start

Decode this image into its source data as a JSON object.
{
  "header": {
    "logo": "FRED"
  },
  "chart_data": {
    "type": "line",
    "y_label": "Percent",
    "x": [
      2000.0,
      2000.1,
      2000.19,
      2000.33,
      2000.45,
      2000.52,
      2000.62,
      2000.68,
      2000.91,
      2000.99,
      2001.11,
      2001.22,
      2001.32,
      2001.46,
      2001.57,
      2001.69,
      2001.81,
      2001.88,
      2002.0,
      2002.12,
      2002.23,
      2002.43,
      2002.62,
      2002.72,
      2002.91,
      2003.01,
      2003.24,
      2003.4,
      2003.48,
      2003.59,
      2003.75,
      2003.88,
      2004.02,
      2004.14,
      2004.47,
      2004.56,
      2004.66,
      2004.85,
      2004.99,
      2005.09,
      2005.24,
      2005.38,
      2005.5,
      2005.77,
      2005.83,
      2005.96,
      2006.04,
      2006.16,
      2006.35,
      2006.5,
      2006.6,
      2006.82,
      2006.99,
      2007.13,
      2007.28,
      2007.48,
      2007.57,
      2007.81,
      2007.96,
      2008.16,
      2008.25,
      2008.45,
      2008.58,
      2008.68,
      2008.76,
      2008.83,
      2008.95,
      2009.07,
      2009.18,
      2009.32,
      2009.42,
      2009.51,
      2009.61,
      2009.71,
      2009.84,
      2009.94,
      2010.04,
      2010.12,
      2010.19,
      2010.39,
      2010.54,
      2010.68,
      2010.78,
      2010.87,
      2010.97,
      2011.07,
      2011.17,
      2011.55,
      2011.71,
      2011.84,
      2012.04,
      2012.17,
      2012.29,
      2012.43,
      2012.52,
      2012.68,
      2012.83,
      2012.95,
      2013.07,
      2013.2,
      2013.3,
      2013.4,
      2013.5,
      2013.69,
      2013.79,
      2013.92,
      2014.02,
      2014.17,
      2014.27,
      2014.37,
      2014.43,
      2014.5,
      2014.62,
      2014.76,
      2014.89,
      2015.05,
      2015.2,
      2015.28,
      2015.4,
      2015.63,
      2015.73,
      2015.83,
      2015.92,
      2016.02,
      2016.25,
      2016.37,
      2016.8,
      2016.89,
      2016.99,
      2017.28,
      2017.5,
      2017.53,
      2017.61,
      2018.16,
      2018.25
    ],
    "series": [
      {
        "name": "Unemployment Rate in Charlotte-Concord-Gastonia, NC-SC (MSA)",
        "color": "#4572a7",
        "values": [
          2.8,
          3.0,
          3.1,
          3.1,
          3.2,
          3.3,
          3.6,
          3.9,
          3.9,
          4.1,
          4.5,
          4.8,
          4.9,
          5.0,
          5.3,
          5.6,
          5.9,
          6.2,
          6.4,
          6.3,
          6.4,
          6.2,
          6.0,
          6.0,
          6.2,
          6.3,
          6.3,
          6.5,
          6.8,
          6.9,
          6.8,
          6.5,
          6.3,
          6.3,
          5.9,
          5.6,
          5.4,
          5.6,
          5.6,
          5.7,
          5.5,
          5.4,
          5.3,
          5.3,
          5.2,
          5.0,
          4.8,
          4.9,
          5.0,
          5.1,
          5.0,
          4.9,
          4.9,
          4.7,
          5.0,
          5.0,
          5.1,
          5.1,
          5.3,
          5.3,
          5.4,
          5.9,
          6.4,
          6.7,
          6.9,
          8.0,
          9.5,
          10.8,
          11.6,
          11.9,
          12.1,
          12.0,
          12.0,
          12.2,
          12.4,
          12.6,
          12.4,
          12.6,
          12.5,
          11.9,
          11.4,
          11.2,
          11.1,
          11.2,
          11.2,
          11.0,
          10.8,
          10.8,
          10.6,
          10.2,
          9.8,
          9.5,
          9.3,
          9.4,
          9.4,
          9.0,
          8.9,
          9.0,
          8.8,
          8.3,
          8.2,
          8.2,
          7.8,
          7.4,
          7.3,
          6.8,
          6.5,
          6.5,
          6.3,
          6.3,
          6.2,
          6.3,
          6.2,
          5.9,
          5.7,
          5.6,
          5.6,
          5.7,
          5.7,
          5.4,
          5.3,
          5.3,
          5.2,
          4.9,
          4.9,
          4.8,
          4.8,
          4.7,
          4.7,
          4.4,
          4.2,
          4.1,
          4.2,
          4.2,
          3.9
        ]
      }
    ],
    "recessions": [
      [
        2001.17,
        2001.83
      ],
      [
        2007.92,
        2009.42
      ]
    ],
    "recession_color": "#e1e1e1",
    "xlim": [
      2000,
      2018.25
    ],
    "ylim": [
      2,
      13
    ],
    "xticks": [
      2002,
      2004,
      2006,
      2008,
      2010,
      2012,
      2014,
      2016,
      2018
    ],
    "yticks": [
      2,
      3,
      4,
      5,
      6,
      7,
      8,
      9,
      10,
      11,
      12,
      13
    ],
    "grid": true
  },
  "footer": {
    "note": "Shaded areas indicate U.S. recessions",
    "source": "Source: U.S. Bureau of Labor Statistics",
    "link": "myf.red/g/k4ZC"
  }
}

end

Tell how many lines above contain the word "recessions". Give the number alone.

WRITTEN SOLUTION - 2